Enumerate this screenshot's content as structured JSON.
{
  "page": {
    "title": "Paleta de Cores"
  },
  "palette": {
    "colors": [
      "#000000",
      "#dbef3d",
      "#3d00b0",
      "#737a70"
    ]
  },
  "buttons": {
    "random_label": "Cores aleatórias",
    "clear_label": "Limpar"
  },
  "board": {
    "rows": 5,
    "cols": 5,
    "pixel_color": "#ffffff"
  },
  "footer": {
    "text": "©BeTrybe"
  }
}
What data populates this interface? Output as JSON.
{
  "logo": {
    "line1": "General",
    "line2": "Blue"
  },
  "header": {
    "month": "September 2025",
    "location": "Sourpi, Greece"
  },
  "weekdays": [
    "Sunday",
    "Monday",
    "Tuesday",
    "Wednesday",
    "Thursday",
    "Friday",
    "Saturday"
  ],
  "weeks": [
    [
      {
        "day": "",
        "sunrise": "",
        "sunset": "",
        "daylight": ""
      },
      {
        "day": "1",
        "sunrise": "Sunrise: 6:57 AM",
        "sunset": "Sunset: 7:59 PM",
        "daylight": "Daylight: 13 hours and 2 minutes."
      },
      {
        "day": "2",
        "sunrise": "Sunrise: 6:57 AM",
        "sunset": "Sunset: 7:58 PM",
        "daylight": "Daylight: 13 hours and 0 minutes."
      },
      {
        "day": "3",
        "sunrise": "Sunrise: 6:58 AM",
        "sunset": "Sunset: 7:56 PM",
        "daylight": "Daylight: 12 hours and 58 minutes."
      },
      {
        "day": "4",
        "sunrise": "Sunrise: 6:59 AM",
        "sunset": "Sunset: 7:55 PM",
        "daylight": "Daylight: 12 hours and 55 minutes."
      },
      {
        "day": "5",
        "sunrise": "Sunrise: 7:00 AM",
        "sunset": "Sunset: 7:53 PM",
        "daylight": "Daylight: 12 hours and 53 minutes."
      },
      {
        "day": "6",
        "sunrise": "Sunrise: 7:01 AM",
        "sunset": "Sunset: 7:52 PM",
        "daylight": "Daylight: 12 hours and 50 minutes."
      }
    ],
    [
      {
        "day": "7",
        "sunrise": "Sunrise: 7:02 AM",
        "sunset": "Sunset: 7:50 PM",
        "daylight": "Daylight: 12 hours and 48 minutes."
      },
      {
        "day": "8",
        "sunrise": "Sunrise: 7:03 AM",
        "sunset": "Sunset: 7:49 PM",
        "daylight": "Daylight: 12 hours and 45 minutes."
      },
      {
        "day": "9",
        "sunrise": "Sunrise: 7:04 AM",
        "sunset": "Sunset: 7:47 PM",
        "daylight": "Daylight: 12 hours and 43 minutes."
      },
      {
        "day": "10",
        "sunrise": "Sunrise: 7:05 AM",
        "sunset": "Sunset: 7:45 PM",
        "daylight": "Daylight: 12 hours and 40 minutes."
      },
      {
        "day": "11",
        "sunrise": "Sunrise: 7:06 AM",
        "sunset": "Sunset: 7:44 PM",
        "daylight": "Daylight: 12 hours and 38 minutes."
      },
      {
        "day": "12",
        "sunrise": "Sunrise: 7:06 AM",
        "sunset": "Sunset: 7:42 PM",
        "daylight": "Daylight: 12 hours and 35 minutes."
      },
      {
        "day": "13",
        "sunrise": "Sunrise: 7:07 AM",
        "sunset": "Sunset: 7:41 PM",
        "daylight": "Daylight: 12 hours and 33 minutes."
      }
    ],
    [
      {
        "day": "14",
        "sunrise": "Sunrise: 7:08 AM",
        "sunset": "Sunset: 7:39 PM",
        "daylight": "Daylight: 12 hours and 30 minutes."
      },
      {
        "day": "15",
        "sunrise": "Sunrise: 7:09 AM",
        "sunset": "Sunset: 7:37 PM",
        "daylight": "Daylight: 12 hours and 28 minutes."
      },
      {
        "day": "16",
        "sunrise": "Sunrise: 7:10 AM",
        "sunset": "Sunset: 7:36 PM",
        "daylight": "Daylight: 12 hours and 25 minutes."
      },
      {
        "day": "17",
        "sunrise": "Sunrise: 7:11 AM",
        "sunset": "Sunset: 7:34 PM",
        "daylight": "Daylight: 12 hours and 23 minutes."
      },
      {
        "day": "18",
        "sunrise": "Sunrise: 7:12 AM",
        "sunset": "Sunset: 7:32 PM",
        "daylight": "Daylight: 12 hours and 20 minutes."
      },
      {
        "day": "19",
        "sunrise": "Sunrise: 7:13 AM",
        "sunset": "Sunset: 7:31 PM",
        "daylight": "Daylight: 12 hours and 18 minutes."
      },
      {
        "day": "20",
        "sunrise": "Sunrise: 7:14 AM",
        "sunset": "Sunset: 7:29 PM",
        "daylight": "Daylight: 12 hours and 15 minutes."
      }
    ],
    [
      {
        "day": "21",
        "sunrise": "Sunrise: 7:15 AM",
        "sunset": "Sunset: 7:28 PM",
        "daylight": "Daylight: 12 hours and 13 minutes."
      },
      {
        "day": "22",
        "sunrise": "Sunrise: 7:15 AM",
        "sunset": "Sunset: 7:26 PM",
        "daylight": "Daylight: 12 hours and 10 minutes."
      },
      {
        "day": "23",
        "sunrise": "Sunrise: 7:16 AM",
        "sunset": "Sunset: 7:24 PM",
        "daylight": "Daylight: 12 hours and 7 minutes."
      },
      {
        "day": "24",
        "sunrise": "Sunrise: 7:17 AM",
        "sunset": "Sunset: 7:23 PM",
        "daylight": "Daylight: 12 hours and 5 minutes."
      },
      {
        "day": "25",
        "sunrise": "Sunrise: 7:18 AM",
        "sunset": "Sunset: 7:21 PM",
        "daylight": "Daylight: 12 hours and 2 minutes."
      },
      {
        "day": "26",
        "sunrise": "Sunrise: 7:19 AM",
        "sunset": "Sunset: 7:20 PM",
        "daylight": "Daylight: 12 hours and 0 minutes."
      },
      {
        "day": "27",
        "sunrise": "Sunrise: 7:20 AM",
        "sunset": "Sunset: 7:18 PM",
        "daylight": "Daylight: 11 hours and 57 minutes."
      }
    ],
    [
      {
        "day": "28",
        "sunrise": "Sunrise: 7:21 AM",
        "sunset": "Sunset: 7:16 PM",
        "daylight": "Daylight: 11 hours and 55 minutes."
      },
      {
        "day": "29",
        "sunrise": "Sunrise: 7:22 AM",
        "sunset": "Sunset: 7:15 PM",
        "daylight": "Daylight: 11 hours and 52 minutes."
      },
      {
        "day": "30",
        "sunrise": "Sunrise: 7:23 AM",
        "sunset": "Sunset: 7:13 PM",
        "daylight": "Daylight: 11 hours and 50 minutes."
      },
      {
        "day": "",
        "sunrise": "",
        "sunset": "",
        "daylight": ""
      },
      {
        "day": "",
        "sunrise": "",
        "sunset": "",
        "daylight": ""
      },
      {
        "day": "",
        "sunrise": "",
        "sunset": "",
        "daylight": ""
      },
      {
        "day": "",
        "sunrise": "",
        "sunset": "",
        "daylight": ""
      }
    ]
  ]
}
------------------------------
Brief: Each line of the material above must be retyped precisely.

Worked solution:
Enumerate this screenshot's content as structured JSON.
{
  "page": {
    "title": "Paleta de Cores"
  },
  "palette": {
    "colors": [
      "#000000",
      "#dbef3d",
      "#3d00b0",
      "#737a70"
    ]
  },
  "buttons": {
    "random_label": "Cores aleatórias",
    "clear_label": "Limpar"
  },
  "board": {
    "rows": 5,
    "cols": 5,
    "pixel_color": "#ffffff"
  },
  "footer": {
    "text": "©BeTrybe"
  }
}
What data populates this interface? Output as JSON.
{
  "logo": {
    "line1": "General",
    "line2": "Blue"
  },
  "header": {
    "month": "September 2025",
    "location": "Sourpi, Greece"
  },
  "weekdays": [
    "Sunday",
    "Monday",
    "Tuesday",
    "Wednesday",
    "Thursday",
    "Friday",
    "Saturday"
  ],
  "weeks": [
    [
      {
        "day": "",
        "sunrise": "",
        "sunset": "",
        "daylight": ""
      },
      {
        "day": "1",
        "sunrise": "Sunrise: 6:57 AM",
        "sunset": "Sunset: 7:59 PM",
        "daylight": "Daylight: 13 hours and 2 minutes."
      },
      {
        "day": "2",
        "sunrise": "Sunrise: 6:57 AM",
        "sunset": "Sunset: 7:58 PM",
        "daylight": "Daylight: 13 hours and 0 minutes."
      },
      {
        "day": "3",
        "sunrise": "Sunrise: 6:58 AM",
        "sunset": "Sunset: 7:56 PM",
        "daylight": "Daylight: 12 hours and 58 minutes."
      },
      {
        "day": "4",
        "sunrise": "Sunrise: 6:59 AM",
        "sunset": "Sunset: 7:55 PM",
        "daylight": "Daylight: 12 hours and 55 minutes."
      },
      {
        "day": "5",
        "sunrise": "Sunrise: 7:00 AM",
        "sunset": "Sunset: 7:53 PM",
        "daylight": "Daylight: 12 hours and 53 minutes."
      },
      {
        "day": "6",
        "sunrise": "Sunrise: 7:01 AM",
        "sunset": "Sunset: 7:52 PM",
        "daylight": "Daylight: 12 hours and 50 minutes."
      }
    ],
    [
      {
        "day": "7",
        "sunrise": "Sunrise: 7:02 AM",
        "sunset": "Sunset: 7:50 PM",
        "daylight": "Daylight: 12 hours and 48 minutes."
      },
      {
        "day": "8",
        "sunrise": "Sunrise: 7:03 AM",
        "sunset": "Sunset: 7:49 PM",
        "daylight": "Daylight: 12 hours and 45 minutes."
      },
      {
        "day": "9",
        "sunrise": "Sunrise: 7:04 AM",
        "sunset": "Sunset: 7:47 PM",
        "daylight": "Daylight: 12 hours and 43 minutes."
      },
      {
        "day": "10",
        "sunrise": "Sunrise: 7:05 AM",
        "sunset": "Sunset: 7:45 PM",
        "daylight": "Daylight: 12 hours and 40 minutes."
      },
      {
        "day": "11",
        "sunrise": "Sunrise: 7:06 AM",
        "sunset": "Sunset: 7:44 PM",
        "daylight": "Daylight: 12 hours and 38 minutes."
      },
      {
        "day": "12",
        "sunrise": "Sunrise: 7:06 AM",
        "sunset": "Sunset: 7:42 PM",
        "daylight": "Daylight: 12 hours and 35 minutes."
      },
      {
        "day": "13",
        "sunrise": "Sunrise: 7:07 AM",
        "sunset": "Sunset: 7:41 PM",
        "daylight": "Daylight: 12 hours and 33 minutes."
      }
    ],
    [
      {
        "day": "14",
        "sunrise": "Sunrise: 7:08 AM",
        "sunset": "Sunset: 7:39 PM",
        "daylight": "Daylight: 12 hours and 30 minutes."
      },
      {
        "day": "15",
        "sunrise": "Sunrise: 7:09 AM",
        "sunset": "Sunset: 7:37 PM",
        "daylight": "Daylight: 12 hours and 28 minutes."
      },
      {
        "day": "16",
        "sunrise": "Sunrise: 7:10 AM",
        "sunset": "Sunset: 7:36 PM",
        "daylight": "Daylight: 12 hours and 25 minutes."
      },
      {
        "day": "17",
        "sunrise": "Sunrise: 7:11 AM",
        "sunset": "Sunset: 7:34 PM",
        "daylight": "Daylight: 12 hours and 23 minutes."
      },
      {
        "day": "18",
        "sunrise": "Sunrise: 7:12 AM",
        "sunset": "Sunset: 7:32 PM",
        "daylight": "Daylight: 12 hours and 20 minutes."
      },
      {
        "day": "19",
        "sunrise": "Sunrise: 7:13 AM",
        "sunset": "Sunset: 7:31 PM",
        "daylight": "Daylight: 12 hours and 18 minutes."
      },
      {
        "day": "20",
        "sunrise": "Sunrise: 7:14 AM",
        "sunset": "Sunset: 7:29 PM",
        "daylight": "Daylight: 12 hours and 15 minutes."
      }
    ],
    [
      {
        "day": "21",
        "sunrise": "Sunrise: 7:15 AM",
        "sunset": "Sunset: 7:28 PM",
        "daylight": "Daylight: 12 hours and 13 minutes."
      },
      {
        "day": "22",
        "sunrise": "Sunrise: 7:15 AM",
        "sunset": "Sunset: 7:26 PM",
        "daylight": "Daylight: 12 hours and 10 minutes."
      },
      {
        "day": "23",
        "sunrise": "Sunrise: 7:16 AM",
        "sunset": "Sunset: 7:24 PM",
        "daylight": "Daylight: 12 hours and 7 minutes."
      },
      {
        "day": "24",
        "sunrise": "Sunrise: 7:17 AM",
        "sunset": "Sunset: 7:23 PM",
        "daylight": "Daylight: 12 hours and 5 minutes."
      },
      {
        "day": "25",
        "sunrise": "Sunrise: 7:18 AM",
        "sunset": "Sunset: 7:21 PM",
        "daylight": "Daylight: 12 hours and 2 minutes."
      },
      {
        "day": "26",
        "sunrise": "Sunrise: 7:19 AM",
        "sunset": "Sunset: 7:20 PM",
        "daylight": "Daylight: 12 hours and 0 minutes."
      },
      {
        "day": "27",
        "sunrise": "Sunrise: 7:20 AM",
        "sunset": "Sunset: 7:18 PM",
        "daylight": "Daylight: 11 hours and 57 minutes."
      }
    ],
    [
      {
        "day": "28",
        "sunrise": "Sunrise: 7:21 AM",
        "sunset": "Sunset: 7:16 PM",
        "daylight": "Daylight: 11 hours and 55 minutes."
      },
      {
        "day": "29",
        "sunrise": "Sunrise: 7:22 AM",
        "sunset": "Sunset: 7:15 PM",
        "daylight": "Daylight: 11 hours and 52 minutes."
      },
      {
        "day": "30",
        "sunrise": "Sunrise: 7:23 AM",
        "sunset": "Sunset: 7:13 PM",
        "daylight": "Daylight: 11 hours and 50 minutes."
      },
      {
        "day": "",
        "sunrise": "",
        "sunset": "",
        "daylight": ""
      },
      {
        "day": "",
        "sunrise": "",
        "sunset": "",
        "daylight": ""
      },
      {
        "day": "",
        "sunrise": "",
        "sunset": "",
        "daylight": ""
      },
      {
        "day": "",
        "sunrise": "",
        "sunset": "",
        "daylight": ""
      }
    ]
  ]
}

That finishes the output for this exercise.